### What the exercise asks
Return all lines that include the string "resolution".

### The records
▬▬▬▬▬▬▬▬▬▬

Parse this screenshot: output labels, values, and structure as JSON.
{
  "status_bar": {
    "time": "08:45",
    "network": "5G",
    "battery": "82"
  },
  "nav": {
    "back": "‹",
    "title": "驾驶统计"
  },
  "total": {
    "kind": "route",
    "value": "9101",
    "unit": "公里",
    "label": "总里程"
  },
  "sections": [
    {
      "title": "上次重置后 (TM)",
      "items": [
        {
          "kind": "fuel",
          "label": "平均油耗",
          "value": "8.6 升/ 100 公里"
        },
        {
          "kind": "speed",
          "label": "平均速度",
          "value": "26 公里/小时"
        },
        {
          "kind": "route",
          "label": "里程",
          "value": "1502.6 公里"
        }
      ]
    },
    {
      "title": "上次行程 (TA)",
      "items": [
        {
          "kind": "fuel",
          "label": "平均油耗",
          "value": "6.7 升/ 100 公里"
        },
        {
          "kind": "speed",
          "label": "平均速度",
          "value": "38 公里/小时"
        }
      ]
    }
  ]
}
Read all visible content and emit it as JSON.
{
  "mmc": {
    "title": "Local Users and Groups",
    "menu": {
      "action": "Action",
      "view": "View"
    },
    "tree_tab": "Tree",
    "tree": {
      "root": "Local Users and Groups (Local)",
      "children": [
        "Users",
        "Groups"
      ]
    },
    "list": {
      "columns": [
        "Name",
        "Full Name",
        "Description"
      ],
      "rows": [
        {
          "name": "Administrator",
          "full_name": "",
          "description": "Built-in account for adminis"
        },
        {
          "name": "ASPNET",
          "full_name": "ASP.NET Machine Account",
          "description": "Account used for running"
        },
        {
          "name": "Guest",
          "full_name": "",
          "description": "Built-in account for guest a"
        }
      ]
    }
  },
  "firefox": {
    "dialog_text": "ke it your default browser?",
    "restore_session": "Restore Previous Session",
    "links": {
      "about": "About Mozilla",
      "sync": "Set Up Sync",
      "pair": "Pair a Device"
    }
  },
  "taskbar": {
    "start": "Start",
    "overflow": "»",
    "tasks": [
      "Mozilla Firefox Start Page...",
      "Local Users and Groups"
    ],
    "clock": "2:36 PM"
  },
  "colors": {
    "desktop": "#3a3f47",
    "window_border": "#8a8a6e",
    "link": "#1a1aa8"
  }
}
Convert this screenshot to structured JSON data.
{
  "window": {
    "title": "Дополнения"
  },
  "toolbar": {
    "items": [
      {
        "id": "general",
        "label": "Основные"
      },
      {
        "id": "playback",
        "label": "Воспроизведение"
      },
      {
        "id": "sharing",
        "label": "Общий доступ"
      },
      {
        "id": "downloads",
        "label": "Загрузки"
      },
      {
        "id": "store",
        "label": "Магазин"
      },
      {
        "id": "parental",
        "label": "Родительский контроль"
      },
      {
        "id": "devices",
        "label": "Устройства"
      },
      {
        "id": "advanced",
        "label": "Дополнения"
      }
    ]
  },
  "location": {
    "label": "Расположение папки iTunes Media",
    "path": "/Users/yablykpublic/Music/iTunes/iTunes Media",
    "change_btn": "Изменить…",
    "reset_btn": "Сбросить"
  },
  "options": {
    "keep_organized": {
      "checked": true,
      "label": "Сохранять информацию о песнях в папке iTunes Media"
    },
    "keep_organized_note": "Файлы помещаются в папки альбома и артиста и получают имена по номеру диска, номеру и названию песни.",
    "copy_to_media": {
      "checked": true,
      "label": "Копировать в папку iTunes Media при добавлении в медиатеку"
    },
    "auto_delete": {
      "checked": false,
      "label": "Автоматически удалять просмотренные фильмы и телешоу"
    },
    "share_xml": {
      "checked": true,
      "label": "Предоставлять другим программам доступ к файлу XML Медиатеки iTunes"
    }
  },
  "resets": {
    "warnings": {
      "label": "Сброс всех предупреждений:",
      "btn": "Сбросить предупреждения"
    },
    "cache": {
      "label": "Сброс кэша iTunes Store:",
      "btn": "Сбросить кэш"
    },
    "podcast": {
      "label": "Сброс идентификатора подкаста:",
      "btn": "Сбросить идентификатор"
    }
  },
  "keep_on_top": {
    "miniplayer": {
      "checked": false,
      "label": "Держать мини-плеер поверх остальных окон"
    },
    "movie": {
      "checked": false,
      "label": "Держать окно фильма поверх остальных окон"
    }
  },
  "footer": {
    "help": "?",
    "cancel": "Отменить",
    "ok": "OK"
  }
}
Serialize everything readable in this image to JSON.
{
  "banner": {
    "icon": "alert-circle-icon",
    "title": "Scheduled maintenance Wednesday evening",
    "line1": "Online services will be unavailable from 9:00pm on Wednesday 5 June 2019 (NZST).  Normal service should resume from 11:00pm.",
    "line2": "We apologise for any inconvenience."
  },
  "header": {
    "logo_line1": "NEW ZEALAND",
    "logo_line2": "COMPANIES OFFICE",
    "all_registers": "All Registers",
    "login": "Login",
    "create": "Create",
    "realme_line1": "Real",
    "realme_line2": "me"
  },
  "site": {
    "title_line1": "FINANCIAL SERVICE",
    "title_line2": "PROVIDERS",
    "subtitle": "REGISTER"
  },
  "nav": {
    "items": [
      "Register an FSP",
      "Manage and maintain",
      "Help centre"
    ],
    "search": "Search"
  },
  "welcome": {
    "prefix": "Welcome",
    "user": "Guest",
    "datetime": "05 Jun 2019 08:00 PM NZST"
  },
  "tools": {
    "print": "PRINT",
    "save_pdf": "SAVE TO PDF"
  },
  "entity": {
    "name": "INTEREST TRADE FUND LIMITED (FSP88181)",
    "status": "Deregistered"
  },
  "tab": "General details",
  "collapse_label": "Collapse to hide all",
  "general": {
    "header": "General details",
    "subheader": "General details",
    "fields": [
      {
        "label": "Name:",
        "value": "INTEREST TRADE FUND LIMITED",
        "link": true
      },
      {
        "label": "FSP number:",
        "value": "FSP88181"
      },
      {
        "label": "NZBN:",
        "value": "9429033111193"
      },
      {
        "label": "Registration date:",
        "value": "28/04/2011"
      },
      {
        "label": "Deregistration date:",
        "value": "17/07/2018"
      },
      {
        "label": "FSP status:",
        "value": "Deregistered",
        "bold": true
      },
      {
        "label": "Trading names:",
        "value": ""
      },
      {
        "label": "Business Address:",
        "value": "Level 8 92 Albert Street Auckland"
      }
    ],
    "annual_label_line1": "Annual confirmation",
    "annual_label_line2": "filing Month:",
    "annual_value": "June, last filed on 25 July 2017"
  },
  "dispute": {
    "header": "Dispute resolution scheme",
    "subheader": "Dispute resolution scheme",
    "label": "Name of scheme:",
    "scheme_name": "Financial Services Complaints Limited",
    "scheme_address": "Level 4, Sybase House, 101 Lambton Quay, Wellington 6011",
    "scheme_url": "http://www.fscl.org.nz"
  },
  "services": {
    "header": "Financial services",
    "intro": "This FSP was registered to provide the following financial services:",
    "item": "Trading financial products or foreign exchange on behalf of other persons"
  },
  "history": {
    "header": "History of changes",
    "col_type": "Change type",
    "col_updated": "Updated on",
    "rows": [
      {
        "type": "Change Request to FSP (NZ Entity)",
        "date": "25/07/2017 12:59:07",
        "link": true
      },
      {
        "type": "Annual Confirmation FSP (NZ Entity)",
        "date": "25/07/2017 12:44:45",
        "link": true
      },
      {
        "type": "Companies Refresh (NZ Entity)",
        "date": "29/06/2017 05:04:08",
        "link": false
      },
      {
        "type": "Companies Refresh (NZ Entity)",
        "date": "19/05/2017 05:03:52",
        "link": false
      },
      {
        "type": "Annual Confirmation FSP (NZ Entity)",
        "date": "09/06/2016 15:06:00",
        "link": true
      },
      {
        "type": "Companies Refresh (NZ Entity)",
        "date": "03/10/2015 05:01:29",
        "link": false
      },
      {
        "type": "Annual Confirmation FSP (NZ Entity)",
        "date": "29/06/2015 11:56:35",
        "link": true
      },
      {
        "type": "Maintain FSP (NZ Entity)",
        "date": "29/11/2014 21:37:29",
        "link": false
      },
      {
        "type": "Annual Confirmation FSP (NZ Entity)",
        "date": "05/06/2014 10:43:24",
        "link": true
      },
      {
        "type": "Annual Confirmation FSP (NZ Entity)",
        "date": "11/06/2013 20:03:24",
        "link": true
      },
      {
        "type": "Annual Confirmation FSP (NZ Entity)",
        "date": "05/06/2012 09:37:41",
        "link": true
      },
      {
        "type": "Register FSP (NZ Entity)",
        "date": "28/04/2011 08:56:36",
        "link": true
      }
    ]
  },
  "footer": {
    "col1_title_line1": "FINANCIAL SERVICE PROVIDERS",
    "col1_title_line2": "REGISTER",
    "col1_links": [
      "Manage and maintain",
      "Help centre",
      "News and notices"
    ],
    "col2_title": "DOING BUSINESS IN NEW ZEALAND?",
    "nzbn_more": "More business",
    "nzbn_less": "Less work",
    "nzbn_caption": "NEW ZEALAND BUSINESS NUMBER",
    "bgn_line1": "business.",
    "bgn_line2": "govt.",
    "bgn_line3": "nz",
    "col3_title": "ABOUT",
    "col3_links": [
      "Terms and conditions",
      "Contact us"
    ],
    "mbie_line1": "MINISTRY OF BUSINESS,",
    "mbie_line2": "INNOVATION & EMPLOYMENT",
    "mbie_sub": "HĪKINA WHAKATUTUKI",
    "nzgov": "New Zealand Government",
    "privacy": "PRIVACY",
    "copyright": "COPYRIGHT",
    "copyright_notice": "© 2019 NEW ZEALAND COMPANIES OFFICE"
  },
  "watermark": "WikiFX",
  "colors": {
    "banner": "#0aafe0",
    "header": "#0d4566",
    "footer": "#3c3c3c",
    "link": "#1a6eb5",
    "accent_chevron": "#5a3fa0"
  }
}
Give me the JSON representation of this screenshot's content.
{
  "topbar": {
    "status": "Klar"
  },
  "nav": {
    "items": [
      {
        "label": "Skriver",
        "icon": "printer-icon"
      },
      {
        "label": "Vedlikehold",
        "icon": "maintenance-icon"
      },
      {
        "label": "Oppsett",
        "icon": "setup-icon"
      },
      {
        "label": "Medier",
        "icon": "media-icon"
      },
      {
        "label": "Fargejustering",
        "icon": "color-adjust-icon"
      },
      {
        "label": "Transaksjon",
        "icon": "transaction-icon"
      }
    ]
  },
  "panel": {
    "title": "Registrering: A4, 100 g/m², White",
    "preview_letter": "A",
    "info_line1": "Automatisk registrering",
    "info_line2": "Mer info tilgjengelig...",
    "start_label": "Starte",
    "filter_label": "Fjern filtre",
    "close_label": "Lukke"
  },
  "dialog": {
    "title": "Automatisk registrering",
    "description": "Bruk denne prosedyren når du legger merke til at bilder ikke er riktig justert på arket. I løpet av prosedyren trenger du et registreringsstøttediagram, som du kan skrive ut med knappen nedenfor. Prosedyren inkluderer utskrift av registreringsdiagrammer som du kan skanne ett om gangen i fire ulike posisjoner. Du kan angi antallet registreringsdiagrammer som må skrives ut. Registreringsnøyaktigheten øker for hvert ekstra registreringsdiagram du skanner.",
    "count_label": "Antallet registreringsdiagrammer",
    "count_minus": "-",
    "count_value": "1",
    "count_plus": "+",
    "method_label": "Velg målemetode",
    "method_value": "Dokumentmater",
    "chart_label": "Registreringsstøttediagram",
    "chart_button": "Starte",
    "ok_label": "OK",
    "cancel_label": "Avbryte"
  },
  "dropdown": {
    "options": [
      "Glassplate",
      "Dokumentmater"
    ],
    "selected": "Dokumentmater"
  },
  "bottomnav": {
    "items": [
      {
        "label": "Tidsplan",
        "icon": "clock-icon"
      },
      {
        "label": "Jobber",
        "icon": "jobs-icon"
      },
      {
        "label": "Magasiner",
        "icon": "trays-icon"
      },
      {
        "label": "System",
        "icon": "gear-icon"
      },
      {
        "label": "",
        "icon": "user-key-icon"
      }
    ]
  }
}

▬▬▬▬▬▬▬▬▬▬

### The answer
    "header": "Dispute resolution scheme",
    "subheader": "Dispute resolution scheme",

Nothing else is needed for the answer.